PROVIDED DATA ->
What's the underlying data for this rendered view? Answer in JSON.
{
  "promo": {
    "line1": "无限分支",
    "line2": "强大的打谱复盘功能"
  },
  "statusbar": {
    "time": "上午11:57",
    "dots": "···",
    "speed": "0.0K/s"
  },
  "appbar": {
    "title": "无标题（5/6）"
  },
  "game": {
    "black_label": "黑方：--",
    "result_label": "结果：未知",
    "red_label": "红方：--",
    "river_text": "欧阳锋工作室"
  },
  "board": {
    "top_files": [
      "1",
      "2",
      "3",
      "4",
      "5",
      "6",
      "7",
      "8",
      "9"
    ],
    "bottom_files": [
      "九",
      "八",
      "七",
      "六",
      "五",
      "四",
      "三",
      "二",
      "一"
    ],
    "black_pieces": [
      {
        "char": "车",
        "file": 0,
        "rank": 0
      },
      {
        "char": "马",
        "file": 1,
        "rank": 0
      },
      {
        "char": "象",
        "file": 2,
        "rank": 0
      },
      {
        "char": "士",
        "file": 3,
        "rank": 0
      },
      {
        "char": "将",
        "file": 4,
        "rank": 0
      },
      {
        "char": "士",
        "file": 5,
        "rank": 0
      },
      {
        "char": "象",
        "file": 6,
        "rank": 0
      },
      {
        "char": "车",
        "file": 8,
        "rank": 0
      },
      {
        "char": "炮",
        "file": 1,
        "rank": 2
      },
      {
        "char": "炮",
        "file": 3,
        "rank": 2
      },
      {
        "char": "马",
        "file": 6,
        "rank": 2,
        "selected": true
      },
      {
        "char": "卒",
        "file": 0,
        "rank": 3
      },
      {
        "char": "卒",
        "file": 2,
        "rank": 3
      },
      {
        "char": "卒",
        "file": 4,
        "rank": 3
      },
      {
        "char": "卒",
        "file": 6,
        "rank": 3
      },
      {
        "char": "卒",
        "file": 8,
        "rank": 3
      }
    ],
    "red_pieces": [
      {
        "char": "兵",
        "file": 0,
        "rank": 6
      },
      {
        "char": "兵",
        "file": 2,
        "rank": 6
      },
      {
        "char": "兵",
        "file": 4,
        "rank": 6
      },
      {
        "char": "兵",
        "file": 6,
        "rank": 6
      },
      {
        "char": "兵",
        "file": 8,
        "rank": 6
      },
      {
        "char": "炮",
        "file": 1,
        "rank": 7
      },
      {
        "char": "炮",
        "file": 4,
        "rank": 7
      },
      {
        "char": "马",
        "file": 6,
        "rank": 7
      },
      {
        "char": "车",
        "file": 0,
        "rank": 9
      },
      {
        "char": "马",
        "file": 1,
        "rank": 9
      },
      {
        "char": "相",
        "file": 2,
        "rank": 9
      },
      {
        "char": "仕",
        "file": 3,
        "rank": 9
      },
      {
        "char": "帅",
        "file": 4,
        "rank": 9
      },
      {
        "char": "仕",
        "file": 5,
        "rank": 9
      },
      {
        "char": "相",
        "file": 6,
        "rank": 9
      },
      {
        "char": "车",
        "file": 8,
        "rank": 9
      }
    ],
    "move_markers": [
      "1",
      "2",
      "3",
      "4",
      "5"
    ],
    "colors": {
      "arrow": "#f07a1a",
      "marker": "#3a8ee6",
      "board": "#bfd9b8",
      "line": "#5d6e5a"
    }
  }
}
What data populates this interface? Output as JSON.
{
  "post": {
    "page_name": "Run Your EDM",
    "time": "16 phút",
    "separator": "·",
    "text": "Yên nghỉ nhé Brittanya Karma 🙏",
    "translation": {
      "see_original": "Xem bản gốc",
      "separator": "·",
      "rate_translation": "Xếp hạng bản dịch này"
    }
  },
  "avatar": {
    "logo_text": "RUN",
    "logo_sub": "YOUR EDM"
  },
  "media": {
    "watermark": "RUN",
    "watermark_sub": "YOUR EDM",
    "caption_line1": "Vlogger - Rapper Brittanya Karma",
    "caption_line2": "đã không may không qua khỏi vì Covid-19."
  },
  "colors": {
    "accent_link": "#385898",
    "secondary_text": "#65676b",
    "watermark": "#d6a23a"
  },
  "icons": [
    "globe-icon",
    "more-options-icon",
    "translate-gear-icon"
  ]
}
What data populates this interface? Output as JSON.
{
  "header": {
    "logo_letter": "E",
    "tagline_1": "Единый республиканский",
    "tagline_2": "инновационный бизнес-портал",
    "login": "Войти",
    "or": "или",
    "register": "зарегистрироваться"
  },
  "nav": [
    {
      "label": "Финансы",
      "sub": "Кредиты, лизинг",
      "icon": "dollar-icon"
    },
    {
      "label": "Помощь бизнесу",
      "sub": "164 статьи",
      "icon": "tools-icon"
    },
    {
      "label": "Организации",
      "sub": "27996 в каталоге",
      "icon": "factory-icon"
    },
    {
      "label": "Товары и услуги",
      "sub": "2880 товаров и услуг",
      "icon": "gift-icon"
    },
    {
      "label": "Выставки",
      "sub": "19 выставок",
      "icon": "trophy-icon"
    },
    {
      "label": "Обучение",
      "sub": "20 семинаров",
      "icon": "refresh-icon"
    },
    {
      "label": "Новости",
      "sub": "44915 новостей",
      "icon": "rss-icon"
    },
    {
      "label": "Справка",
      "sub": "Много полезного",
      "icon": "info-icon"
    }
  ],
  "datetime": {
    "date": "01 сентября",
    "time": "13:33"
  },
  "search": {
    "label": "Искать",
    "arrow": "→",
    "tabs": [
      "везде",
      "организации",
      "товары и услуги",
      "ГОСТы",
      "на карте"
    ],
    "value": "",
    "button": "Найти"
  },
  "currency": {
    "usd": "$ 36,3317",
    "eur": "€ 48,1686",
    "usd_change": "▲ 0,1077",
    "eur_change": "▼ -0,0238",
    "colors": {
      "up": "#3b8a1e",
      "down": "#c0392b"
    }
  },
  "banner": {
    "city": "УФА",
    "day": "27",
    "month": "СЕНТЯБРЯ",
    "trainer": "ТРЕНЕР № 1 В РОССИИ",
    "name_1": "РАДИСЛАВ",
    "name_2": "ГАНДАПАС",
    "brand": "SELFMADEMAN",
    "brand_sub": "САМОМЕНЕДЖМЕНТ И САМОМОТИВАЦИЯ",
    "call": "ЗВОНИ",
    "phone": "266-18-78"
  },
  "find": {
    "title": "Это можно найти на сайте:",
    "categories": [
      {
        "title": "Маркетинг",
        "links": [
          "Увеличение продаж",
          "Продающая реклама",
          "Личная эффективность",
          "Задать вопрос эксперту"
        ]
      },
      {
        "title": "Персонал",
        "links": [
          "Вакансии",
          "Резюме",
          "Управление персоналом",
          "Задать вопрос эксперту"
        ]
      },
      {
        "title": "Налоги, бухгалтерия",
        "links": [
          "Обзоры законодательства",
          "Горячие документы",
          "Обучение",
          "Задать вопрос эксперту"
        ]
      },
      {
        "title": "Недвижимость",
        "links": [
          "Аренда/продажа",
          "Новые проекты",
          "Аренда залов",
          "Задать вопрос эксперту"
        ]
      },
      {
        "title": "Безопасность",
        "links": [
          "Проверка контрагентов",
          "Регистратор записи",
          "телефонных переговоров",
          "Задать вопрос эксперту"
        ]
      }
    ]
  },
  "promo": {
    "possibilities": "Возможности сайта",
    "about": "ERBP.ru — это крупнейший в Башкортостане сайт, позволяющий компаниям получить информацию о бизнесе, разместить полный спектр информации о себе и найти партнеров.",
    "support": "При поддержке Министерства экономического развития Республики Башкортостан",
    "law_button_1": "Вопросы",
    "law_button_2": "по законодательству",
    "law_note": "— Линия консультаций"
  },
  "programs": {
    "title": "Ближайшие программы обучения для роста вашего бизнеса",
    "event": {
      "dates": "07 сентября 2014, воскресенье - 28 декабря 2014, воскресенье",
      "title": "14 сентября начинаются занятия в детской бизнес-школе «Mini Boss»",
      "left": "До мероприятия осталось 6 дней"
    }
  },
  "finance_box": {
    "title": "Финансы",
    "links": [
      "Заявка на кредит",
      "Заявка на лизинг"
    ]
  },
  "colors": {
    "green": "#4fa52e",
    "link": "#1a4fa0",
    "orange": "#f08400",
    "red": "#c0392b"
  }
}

WHAT YOU SHOULD DO -> Determine how many lines of the data contain the word "title", and reply with that number only.

EXERCISE RESULT -> 10